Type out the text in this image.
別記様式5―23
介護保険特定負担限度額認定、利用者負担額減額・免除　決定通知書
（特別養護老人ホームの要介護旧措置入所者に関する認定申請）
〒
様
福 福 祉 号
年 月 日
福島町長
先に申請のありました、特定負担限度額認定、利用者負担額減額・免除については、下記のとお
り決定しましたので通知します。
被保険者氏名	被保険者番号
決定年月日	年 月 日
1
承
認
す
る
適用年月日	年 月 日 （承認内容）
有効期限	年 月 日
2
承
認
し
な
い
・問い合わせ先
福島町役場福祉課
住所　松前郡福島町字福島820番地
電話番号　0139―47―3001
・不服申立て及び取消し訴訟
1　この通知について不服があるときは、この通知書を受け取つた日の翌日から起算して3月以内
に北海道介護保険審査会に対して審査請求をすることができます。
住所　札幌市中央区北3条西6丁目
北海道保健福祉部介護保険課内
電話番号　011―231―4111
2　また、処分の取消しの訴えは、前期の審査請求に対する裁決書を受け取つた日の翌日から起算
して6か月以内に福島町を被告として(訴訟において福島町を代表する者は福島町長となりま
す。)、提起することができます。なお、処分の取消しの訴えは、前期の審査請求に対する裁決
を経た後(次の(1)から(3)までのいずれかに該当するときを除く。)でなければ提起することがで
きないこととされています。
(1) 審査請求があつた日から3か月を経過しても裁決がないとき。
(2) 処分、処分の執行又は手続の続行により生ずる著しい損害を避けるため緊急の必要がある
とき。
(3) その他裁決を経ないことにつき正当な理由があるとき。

──────────

* Written request *
Copy all the records above precisely.

* Solution *
Type out the text in this image.
別記様式5―23
介護保険特定負担限度額認定、利用者負担額減額・免除　決定通知書
（特別養護老人ホームの要介護旧措置入所者に関する認定申請）
〒
様
福 福 祉 号
年 月 日
福島町長
先に申請のありました、特定負担限度額認定、利用者負担額減額・免除については、下記のとお
り決定しましたので通知します。
被保険者氏名	被保険者番号
決定年月日	年 月 日
1
承
認
す
る
適用年月日	年 月 日 （承認内容）
有効期限	年 月 日
2
承
認
し
な
い
・問い合わせ先
福島町役場福祉課
住所　松前郡福島町字福島820番地
電話番号　0139―47―3001
・不服申立て及び取消し訴訟
1　この通知について不服があるときは、この通知書を受け取つた日の翌日から起算して3月以内
に北海道介護保険審査会に対して審査請求をすることができます。
住所　札幌市中央区北3条西6丁目
北海道保健福祉部介護保険課内
電話番号　011―231―4111
2　また、処分の取消しの訴えは、前期の審査請求に対する裁決書を受け取つた日の翌日から起算
して6か月以内に福島町を被告として(訴訟において福島町を代表する者は福島町長となりま
す。)、提起することができます。なお、処分の取消しの訴えは、前期の審査請求に対する裁決
を経た後(次の(1)から(3)までのいずれかに該当するときを除く。)でなければ提起することがで
きないこととされています。
(1) 審査請求があつた日から3か月を経過しても裁決がないとき。
(2) 処分、処分の執行又は手続の続行により生ずる著しい損害を避けるため緊急の必要がある
とき。
(3) その他裁決を経ないことにつき正当な理由があるとき。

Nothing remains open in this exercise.